### Data provided
-=-=-=-=-
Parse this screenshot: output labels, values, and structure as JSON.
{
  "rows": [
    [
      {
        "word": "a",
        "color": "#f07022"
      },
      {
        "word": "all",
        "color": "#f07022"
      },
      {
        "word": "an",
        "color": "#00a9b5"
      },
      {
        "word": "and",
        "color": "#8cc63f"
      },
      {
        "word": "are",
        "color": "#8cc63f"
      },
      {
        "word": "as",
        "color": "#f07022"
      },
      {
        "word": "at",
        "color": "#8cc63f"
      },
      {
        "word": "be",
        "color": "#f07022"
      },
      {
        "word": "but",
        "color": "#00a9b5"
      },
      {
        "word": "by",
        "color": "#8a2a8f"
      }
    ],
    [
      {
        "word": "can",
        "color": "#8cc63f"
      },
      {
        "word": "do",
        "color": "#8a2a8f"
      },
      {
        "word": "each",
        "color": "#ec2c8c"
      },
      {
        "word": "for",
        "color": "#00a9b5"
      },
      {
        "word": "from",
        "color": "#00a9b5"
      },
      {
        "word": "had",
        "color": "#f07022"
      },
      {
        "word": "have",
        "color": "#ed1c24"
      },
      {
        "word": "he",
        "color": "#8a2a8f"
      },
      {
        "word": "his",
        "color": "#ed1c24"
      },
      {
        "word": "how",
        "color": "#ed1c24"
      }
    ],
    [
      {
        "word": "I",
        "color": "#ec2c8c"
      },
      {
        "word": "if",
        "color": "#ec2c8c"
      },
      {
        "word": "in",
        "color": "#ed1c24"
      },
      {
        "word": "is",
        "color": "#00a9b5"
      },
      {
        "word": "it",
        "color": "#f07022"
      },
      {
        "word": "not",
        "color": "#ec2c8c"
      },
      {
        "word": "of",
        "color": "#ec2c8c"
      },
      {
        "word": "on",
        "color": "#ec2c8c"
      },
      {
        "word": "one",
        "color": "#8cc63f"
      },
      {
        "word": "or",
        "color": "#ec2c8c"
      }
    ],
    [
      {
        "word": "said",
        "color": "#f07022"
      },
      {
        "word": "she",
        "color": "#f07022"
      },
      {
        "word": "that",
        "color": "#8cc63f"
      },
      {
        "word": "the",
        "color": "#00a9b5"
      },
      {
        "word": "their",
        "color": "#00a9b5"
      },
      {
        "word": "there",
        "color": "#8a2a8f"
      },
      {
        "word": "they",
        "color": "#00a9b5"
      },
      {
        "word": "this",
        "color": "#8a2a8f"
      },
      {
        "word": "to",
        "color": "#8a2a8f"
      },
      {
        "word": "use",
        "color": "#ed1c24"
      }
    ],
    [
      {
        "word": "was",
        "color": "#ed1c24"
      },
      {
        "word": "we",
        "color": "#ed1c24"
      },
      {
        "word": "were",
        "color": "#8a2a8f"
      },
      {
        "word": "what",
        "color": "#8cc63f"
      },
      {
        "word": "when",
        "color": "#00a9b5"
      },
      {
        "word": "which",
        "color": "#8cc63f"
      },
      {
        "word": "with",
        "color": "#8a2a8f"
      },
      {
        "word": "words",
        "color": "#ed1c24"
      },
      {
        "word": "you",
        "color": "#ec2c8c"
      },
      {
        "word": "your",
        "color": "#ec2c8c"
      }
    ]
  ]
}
-=-=-=-=-
### What you have to do
Identify each line holding the string "this", and copy it out.

### Exercise output
Parse this screenshot: output labels, values, and structure as JSON.
        "word": "this",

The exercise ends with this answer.